• [RECORD LIST]
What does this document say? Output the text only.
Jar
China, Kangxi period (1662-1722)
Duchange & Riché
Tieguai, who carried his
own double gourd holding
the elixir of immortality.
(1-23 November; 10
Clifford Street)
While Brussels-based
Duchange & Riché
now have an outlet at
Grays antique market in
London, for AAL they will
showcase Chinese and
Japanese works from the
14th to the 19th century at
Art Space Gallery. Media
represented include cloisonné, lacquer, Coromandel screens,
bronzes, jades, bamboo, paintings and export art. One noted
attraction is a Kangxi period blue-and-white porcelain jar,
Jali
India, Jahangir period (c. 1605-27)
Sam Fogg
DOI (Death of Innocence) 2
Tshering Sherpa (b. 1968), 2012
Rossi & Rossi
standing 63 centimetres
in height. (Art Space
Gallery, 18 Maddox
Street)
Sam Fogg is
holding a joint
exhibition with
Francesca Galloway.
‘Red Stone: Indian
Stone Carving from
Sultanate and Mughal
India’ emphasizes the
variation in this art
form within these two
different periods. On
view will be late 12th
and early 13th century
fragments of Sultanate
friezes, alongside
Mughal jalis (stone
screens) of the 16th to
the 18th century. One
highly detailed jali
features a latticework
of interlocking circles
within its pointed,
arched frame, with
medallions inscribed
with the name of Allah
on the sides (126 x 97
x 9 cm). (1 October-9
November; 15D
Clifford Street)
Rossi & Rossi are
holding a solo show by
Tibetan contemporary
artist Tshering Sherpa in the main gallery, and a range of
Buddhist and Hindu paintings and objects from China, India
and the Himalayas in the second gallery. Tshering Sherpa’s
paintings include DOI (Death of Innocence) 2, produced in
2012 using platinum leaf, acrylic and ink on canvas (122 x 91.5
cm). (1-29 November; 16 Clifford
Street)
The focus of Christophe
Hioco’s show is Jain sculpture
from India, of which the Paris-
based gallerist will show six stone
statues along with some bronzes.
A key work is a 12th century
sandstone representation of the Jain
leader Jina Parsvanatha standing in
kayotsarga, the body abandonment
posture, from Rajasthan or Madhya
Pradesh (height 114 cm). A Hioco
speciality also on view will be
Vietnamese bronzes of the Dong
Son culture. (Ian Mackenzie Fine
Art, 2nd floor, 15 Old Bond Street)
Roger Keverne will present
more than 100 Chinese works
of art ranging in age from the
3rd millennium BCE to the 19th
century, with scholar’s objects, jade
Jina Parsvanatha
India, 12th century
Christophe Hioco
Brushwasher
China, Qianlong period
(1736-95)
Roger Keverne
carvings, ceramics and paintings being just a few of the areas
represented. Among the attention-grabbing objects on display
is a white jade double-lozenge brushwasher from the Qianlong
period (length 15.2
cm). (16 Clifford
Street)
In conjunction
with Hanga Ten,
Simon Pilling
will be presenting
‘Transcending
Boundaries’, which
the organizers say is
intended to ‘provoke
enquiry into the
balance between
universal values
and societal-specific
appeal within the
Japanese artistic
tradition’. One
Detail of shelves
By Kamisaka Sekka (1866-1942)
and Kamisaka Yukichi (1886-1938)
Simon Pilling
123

• [AIM]
Above are the records; retype them all without a single difference.

• [RESPONSE TO THIS TASK]
What does this document say? Output the text only.
Jar
China, Kangxi period (1662-1722)
Duchange & Riché
Tieguai, who carried his
own double gourd holding
the elixir of immortality.
(1-23 November; 10
Clifford Street)
While Brussels-based
Duchange & Riché
now have an outlet at
Grays antique market in
London, for AAL they will
showcase Chinese and
Japanese works from the
14th to the 19th century at
Art Space Gallery. Media
represented include cloisonné, lacquer, Coromandel screens,
bronzes, jades, bamboo, paintings and export art. One noted
attraction is a Kangxi period blue-and-white porcelain jar,
Jali
India, Jahangir period (c. 1605-27)
Sam Fogg
DOI (Death of Innocence) 2
Tshering Sherpa (b. 1968), 2012
Rossi & Rossi
standing 63 centimetres
in height. (Art Space
Gallery, 18 Maddox
Street)
Sam Fogg is
holding a joint
exhibition with
Francesca Galloway.
‘Red Stone: Indian
Stone Carving from
Sultanate and Mughal
India’ emphasizes the
variation in this art
form within these two
different periods. On
view will be late 12th
and early 13th century
fragments of Sultanate
friezes, alongside
Mughal jalis (stone
screens) of the 16th to
the 18th century. One
highly detailed jali
features a latticework
of interlocking circles
within its pointed,
arched frame, with
medallions inscribed
with the name of Allah
on the sides (126 x 97
x 9 cm). (1 October-9
November; 15D
Clifford Street)
Rossi & Rossi are
holding a solo show by
Tibetan contemporary
artist Tshering Sherpa in the main gallery, and a range of
Buddhist and Hindu paintings and objects from China, India
and the Himalayas in the second gallery. Tshering Sherpa’s
paintings include DOI (Death of Innocence) 2, produced in
2012 using platinum leaf, acrylic and ink on canvas (122 x 91.5
cm). (1-29 November; 16 Clifford
Street)
The focus of Christophe
Hioco’s show is Jain sculpture
from India, of which the Paris-
based gallerist will show six stone
statues along with some bronzes.
A key work is a 12th century
sandstone representation of the Jain
leader Jina Parsvanatha standing in
kayotsarga, the body abandonment
posture, from Rajasthan or Madhya
Pradesh (height 114 cm). A Hioco
speciality also on view will be
Vietnamese bronzes of the Dong
Son culture. (Ian Mackenzie Fine
Art, 2nd floor, 15 Old Bond Street)
Roger Keverne will present
more than 100 Chinese works
of art ranging in age from the
3rd millennium BCE to the 19th
century, with scholar’s objects, jade
Jina Parsvanatha
India, 12th century
Christophe Hioco
Brushwasher
China, Qianlong period
(1736-95)
Roger Keverne
carvings, ceramics and paintings being just a few of the areas
represented. Among the attention-grabbing objects on display
is a white jade double-lozenge brushwasher from the Qianlong
period (length 15.2
cm). (16 Clifford
Street)
In conjunction
with Hanga Ten,
Simon Pilling
will be presenting
‘Transcending
Boundaries’, which
the organizers say is
intended to ‘provoke
enquiry into the
balance between
universal values
and societal-specific
appeal within the
Japanese artistic
tradition’. One
Detail of shelves
By Kamisaka Sekka (1866-1942)
and Kamisaka Yukichi (1886-1938)
Simon Pilling
123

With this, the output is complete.